Challenge
Set down each line of the material that follows, exactly, with no pictures.
──────── Listing
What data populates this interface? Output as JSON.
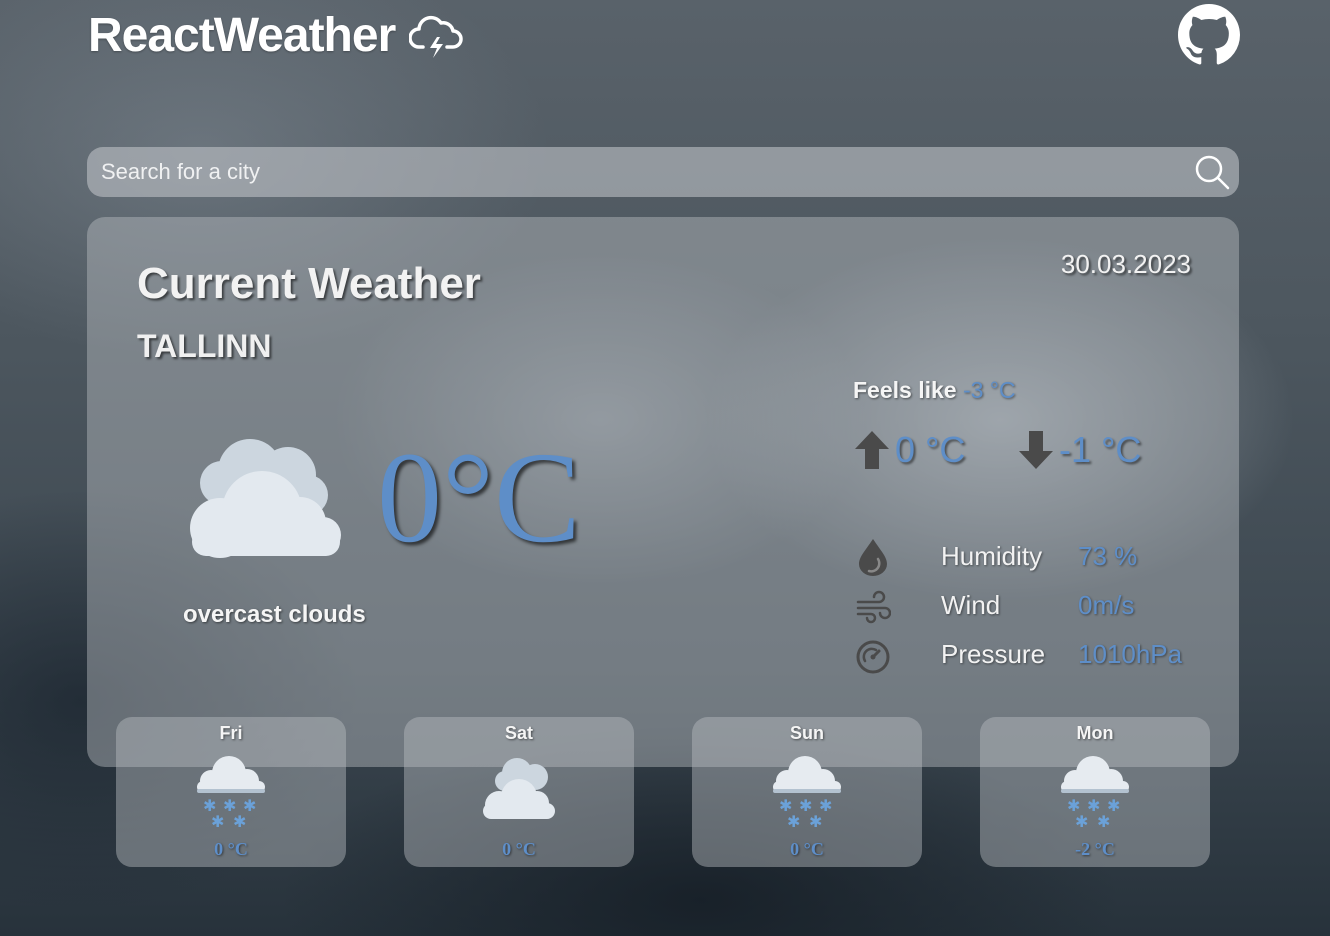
{
  "header": {
    "title": "ReactWeather",
    "logo_icon": "cloud-lightning-icon",
    "github_icon": "github-icon"
  },
  "search": {
    "placeholder": "Search for a city",
    "value": ""
  },
  "current": {
    "heading": "Current Weather",
    "date": "30.03.2023",
    "city": "TALLINN",
    "temperature": "0°C",
    "description": "overcast clouds",
    "icon": "overcast-clouds-icon",
    "feels_like_label": "Feels like",
    "feels_like_value": "-3 °C",
    "temp_max": "0 °C",
    "temp_min": "-1 °C",
    "details": [
      {
        "icon": "humidity-drop-icon",
        "label": "Humidity",
        "value": "73 %"
      },
      {
        "icon": "wind-icon",
        "label": "Wind",
        "value": "0m/s"
      },
      {
        "icon": "pressure-gauge-icon",
        "label": "Pressure",
        "value": "1010hPa"
      }
    ]
  },
  "forecast": [
    {
      "day": "Fri",
      "icon": "snow-icon",
      "temp": "0 °C"
    },
    {
      "day": "Sat",
      "icon": "overcast-clouds-icon",
      "temp": "0 °C"
    },
    {
      "day": "Sun",
      "icon": "snow-icon",
      "temp": "0 °C"
    },
    {
      "day": "Mon",
      "icon": "snow-icon",
      "temp": "-2 °C"
    }
  ],
  "colors": {
    "accent": "#5e8ec8",
    "card": "#b9bcc0"
  }
}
────────────────
Finished answer
What data populates this interface? Output as JSON.
{
  "header": {
    "title": "ReactWeather",
    "logo_icon": "cloud-lightning-icon",
    "github_icon": "github-icon"
  },
  "search": {
    "placeholder": "Search for a city",
    "value": ""
  },
  "current": {
    "heading": "Current Weather",
    "date": "30.03.2023",
    "city": "TALLINN",
    "temperature": "0°C",
    "description": "overcast clouds",
    "icon": "overcast-clouds-icon",
    "feels_like_label": "Feels like",
    "feels_like_value": "-3 °C",
    "temp_max": "0 °C",
    "temp_min": "-1 °C",
    "details": [
      {
        "icon": "humidity-drop-icon",
        "label": "Humidity",
        "value": "73 %"
      },
      {
        "icon": "wind-icon",
        "label": "Wind",
        "value": "0m/s"
      },
      {
        "icon": "pressure-gauge-icon",
        "label": "Pressure",
        "value": "1010hPa"
      }
    ]
  },
  "forecast": [
    {
      "day": "Fri",
      "icon": "snow-icon",
      "temp": "0 °C"
    },
    {
      "day": "Sat",
      "icon": "overcast-clouds-icon",
      "temp": "0 °C"
    },
    {
      "day": "Sun",
      "icon": "snow-icon",
      "temp": "0 °C"
    },
    {
      "day": "Mon",
      "icon": "snow-icon",
      "temp": "-2 °C"
    }
  ],
  "colors": {
    "accent": "#5e8ec8",
    "card": "#b9bcc0"
  }
}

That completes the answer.